» EXERCISE OBJECTIVE
Repeat the material below exactly, line for line.
——
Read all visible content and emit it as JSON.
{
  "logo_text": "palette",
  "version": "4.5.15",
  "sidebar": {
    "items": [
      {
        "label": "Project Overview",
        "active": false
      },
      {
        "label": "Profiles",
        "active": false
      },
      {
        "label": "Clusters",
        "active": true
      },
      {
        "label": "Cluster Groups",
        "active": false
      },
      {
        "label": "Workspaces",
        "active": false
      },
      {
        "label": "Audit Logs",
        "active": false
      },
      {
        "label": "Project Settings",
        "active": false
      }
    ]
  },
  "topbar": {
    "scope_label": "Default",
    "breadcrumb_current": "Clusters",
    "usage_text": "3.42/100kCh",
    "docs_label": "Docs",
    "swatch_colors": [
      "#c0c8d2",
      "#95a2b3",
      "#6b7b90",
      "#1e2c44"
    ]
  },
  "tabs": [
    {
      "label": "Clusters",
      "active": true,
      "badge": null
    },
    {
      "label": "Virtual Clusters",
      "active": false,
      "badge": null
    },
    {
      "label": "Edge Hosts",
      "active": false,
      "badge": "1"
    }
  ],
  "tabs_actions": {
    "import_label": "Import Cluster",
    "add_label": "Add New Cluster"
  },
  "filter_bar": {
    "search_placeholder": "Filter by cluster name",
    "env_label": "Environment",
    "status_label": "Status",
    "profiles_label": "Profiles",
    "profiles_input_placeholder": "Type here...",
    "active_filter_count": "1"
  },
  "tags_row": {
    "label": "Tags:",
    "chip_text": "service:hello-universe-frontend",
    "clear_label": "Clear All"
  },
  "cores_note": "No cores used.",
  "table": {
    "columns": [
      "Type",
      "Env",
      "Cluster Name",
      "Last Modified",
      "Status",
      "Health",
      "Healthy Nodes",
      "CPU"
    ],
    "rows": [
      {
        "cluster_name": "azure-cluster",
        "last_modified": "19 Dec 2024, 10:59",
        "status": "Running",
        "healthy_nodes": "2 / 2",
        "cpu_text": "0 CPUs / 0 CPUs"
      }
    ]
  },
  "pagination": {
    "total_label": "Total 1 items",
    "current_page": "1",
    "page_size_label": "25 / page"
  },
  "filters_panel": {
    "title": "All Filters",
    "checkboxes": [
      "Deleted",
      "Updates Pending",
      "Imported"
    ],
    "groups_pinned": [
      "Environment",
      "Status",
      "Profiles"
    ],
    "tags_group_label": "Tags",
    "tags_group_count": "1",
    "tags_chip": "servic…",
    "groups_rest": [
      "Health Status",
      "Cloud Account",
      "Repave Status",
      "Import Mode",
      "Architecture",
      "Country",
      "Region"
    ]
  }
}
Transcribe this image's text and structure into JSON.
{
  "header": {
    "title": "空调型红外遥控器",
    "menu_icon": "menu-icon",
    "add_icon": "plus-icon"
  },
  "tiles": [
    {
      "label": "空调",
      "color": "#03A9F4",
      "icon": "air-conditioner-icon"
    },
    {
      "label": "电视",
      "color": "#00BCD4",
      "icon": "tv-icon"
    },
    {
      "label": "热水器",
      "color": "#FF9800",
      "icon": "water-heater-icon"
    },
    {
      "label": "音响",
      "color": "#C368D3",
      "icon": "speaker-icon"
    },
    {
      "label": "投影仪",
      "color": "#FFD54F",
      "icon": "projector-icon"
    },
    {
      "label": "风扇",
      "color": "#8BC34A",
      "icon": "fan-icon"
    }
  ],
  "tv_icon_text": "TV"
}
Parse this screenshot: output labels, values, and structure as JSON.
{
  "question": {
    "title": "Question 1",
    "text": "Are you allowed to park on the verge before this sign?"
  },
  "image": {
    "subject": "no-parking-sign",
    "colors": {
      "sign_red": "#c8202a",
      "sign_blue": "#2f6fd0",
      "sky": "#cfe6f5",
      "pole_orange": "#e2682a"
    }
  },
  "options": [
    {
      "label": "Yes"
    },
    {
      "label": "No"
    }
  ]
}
——
» WRITTEN RESPONSE
Read all visible content and emit it as JSON.
{
  "logo_text": "palette",
  "version": "4.5.15",
  "sidebar": {
    "items": [
      {
        "label": "Project Overview",
        "active": false
      },
      {
        "label": "Profiles",
        "active": false
      },
      {
        "label": "Clusters",
        "active": true
      },
      {
        "label": "Cluster Groups",
        "active": false
      },
      {
        "label": "Workspaces",
        "active": false
      },
      {
        "label": "Audit Logs",
        "active": false
      },
      {
        "label": "Project Settings",
        "active": false
      }
    ]
  },
  "topbar": {
    "scope_label": "Default",
    "breadcrumb_current": "Clusters",
    "usage_text": "3.42/100kCh",
    "docs_label": "Docs",
    "swatch_colors": [
      "#c0c8d2",
      "#95a2b3",
      "#6b7b90",
      "#1e2c44"
    ]
  },
  "tabs": [
    {
      "label": "Clusters",
      "active": true,
      "badge": null
    },
    {
      "label": "Virtual Clusters",
      "active": false,
      "badge": null
    },
    {
      "label": "Edge Hosts",
      "active": false,
      "badge": "1"
    }
  ],
  "tabs_actions": {
    "import_label": "Import Cluster",
    "add_label": "Add New Cluster"
  },
  "filter_bar": {
    "search_placeholder": "Filter by cluster name",
    "env_label": "Environment",
    "status_label": "Status",
    "profiles_label": "Profiles",
    "profiles_input_placeholder": "Type here...",
    "active_filter_count": "1"
  },
  "tags_row": {
    "label": "Tags:",
    "chip_text": "service:hello-universe-frontend",
    "clear_label": "Clear All"
  },
  "cores_note": "No cores used.",
  "table": {
    "columns": [
      "Type",
      "Env",
      "Cluster Name",
      "Last Modified",
      "Status",
      "Health",
      "Healthy Nodes",
      "CPU"
    ],
    "rows": [
      {
        "cluster_name": "azure-cluster",
        "last_modified": "19 Dec 2024, 10:59",
        "status": "Running",
        "healthy_nodes": "2 / 2",
        "cpu_text": "0 CPUs / 0 CPUs"
      }
    ]
  },
  "pagination": {
    "total_label": "Total 1 items",
    "current_page": "1",
    "page_size_label": "25 / page"
  },
  "filters_panel": {
    "title": "All Filters",
    "checkboxes": [
      "Deleted",
      "Updates Pending",
      "Imported"
    ],
    "groups_pinned": [
      "Environment",
      "Status",
      "Profiles"
    ],
    "tags_group_label": "Tags",
    "tags_group_count": "1",
    "tags_chip": "servic…",
    "groups_rest": [
      "Health Status",
      "Cloud Account",
      "Repave Status",
      "Import Mode",
      "Architecture",
      "Country",
      "Region"
    ]
  }
}
Transcribe this image's text and structure into JSON.
{
  "header": {
    "title": "空调型红外遥控器",
    "menu_icon": "menu-icon",
    "add_icon": "plus-icon"
  },
  "tiles": [
    {
      "label": "空调",
      "color": "#03A9F4",
      "icon": "air-conditioner-icon"
    },
    {
      "label": "电视",
      "color": "#00BCD4",
      "icon": "tv-icon"
    },
    {
      "label": "热水器",
      "color": "#FF9800",
      "icon": "water-heater-icon"
    },
    {
      "label": "音响",
      "color": "#C368D3",
      "icon": "speaker-icon"
    },
    {
      "label": "投影仪",
      "color": "#FFD54F",
      "icon": "projector-icon"
    },
    {
      "label": "风扇",
      "color": "#8BC34A",
      "icon": "fan-icon"
    }
  ],
  "tv_icon_text": "TV"
}
Parse this screenshot: output labels, values, and structure as JSON.
{
  "question": {
    "title": "Question 1",
    "text": "Are you allowed to park on the verge before this sign?"
  },
  "image": {
    "subject": "no-parking-sign",
    "colors": {
      "sign_red": "#c8202a",
      "sign_blue": "#2f6fd0",
      "sky": "#cfe6f5",
      "pole_orange": "#e2682a"
    }
  },
  "options": [
    {
      "label": "Yes"
    },
    {
      "label": "No"
    }
  ]
}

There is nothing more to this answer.